- To do: Copy out the listing exactly.

######

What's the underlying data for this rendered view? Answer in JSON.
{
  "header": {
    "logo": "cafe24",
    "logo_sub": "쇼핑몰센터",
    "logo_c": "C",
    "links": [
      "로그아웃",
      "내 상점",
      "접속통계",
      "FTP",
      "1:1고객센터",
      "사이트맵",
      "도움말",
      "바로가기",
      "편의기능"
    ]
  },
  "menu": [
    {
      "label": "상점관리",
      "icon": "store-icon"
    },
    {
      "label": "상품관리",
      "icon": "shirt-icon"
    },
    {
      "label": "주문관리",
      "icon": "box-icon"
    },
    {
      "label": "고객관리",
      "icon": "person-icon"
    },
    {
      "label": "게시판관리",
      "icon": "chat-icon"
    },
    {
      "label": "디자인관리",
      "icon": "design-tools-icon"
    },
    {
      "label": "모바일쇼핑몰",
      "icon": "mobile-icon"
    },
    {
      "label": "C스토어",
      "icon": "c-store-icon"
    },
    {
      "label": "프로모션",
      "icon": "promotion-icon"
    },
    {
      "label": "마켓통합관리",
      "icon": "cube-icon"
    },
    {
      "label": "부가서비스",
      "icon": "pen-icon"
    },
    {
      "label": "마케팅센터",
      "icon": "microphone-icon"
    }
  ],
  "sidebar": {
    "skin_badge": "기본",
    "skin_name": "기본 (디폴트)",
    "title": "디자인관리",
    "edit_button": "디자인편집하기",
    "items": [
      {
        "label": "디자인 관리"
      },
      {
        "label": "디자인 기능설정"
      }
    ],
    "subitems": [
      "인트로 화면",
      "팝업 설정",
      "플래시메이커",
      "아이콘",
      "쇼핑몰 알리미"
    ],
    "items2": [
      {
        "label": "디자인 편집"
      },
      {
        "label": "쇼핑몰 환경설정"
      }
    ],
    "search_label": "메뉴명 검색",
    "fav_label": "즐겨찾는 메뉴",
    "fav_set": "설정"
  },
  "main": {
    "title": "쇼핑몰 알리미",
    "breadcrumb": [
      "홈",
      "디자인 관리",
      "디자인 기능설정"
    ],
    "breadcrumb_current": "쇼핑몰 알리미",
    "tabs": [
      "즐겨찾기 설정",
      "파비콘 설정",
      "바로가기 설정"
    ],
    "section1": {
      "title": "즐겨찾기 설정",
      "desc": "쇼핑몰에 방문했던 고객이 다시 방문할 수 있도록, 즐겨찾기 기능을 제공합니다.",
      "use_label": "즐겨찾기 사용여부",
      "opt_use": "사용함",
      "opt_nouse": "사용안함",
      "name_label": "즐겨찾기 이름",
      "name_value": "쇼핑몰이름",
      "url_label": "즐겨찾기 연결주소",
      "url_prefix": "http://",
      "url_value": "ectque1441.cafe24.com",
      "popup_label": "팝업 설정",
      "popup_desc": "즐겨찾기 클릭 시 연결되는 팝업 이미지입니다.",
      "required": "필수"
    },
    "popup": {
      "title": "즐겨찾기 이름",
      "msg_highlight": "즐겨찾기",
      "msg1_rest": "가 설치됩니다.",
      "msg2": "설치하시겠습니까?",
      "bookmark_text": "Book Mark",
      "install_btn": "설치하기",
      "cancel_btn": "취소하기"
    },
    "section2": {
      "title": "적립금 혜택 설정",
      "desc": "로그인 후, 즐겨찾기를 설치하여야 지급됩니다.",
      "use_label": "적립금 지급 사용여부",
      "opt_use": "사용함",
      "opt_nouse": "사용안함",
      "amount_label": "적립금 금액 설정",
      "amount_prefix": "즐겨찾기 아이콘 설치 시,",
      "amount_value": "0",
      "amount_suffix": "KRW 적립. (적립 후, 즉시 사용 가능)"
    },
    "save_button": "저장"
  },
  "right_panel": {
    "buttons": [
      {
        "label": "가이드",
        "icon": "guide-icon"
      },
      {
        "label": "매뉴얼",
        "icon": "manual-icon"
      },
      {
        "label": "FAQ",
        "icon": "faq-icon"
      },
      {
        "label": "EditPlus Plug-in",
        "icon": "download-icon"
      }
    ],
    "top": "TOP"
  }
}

######

- The solution:
What's the underlying data for this rendered view? Answer in JSON.
{
  "header": {
    "logo": "cafe24",
    "logo_sub": "쇼핑몰센터",
    "logo_c": "C",
    "links": [
      "로그아웃",
      "내 상점",
      "접속통계",
      "FTP",
      "1:1고객센터",
      "사이트맵",
      "도움말",
      "바로가기",
      "편의기능"
    ]
  },
  "menu": [
    {
      "label": "상점관리",
      "icon": "store-icon"
    },
    {
      "label": "상품관리",
      "icon": "shirt-icon"
    },
    {
      "label": "주문관리",
      "icon": "box-icon"
    },
    {
      "label": "고객관리",
      "icon": "person-icon"
    },
    {
      "label": "게시판관리",
      "icon": "chat-icon"
    },
    {
      "label": "디자인관리",
      "icon": "design-tools-icon"
    },
    {
      "label": "모바일쇼핑몰",
      "icon": "mobile-icon"
    },
    {
      "label": "C스토어",
      "icon": "c-store-icon"
    },
    {
      "label": "프로모션",
      "icon": "promotion-icon"
    },
    {
      "label": "마켓통합관리",
      "icon": "cube-icon"
    },
    {
      "label": "부가서비스",
      "icon": "pen-icon"
    },
    {
      "label": "마케팅센터",
      "icon": "microphone-icon"
    }
  ],
  "sidebar": {
    "skin_badge": "기본",
    "skin_name": "기본 (디폴트)",
    "title": "디자인관리",
    "edit_button": "디자인편집하기",
    "items": [
      {
        "label": "디자인 관리"
      },
      {
        "label": "디자인 기능설정"
      }
    ],
    "subitems": [
      "인트로 화면",
      "팝업 설정",
      "플래시메이커",
      "아이콘",
      "쇼핑몰 알리미"
    ],
    "items2": [
      {
        "label": "디자인 편집"
      },
      {
        "label": "쇼핑몰 환경설정"
      }
    ],
    "search_label": "메뉴명 검색",
    "fav_label": "즐겨찾는 메뉴",
    "fav_set": "설정"
  },
  "main": {
    "title": "쇼핑몰 알리미",
    "breadcrumb": [
      "홈",
      "디자인 관리",
      "디자인 기능설정"
    ],
    "breadcrumb_current": "쇼핑몰 알리미",
    "tabs": [
      "즐겨찾기 설정",
      "파비콘 설정",
      "바로가기 설정"
    ],
    "section1": {
      "title": "즐겨찾기 설정",
      "desc": "쇼핑몰에 방문했던 고객이 다시 방문할 수 있도록, 즐겨찾기 기능을 제공합니다.",
      "use_label": "즐겨찾기 사용여부",
      "opt_use": "사용함",
      "opt_nouse": "사용안함",
      "name_label": "즐겨찾기 이름",
      "name_value": "쇼핑몰이름",
      "url_label": "즐겨찾기 연결주소",
      "url_prefix": "http://",
      "url_value": "ectque1441.cafe24.com",
      "popup_label": "팝업 설정",
      "popup_desc": "즐겨찾기 클릭 시 연결되는 팝업 이미지입니다.",
      "required": "필수"
    },
    "popup": {
      "title": "즐겨찾기 이름",
      "msg_highlight": "즐겨찾기",
      "msg1_rest": "가 설치됩니다.",
      "msg2": "설치하시겠습니까?",
      "bookmark_text": "Book Mark",
      "install_btn": "설치하기",
      "cancel_btn": "취소하기"
    },
    "section2": {
      "title": "적립금 혜택 설정",
      "desc": "로그인 후, 즐겨찾기를 설치하여야 지급됩니다.",
      "use_label": "적립금 지급 사용여부",
      "opt_use": "사용함",
      "opt_nouse": "사용안함",
      "amount_label": "적립금 금액 설정",
      "amount_prefix": "즐겨찾기 아이콘 설치 시,",
      "amount_value": "0",
      "amount_suffix": "KRW 적립. (적립 후, 즉시 사용 가능)"
    },
    "save_button": "저장"
  },
  "right_panel": {
    "buttons": [
      {
        "label": "가이드",
        "icon": "guide-icon"
      },
      {
        "label": "매뉴얼",
        "icon": "manual-icon"
      },
      {
        "label": "FAQ",
        "icon": "faq-icon"
      },
      {
        "label": "EditPlus Plug-in",
        "icon": "download-icon"
      }
    ],
    "top": "TOP"
  }
}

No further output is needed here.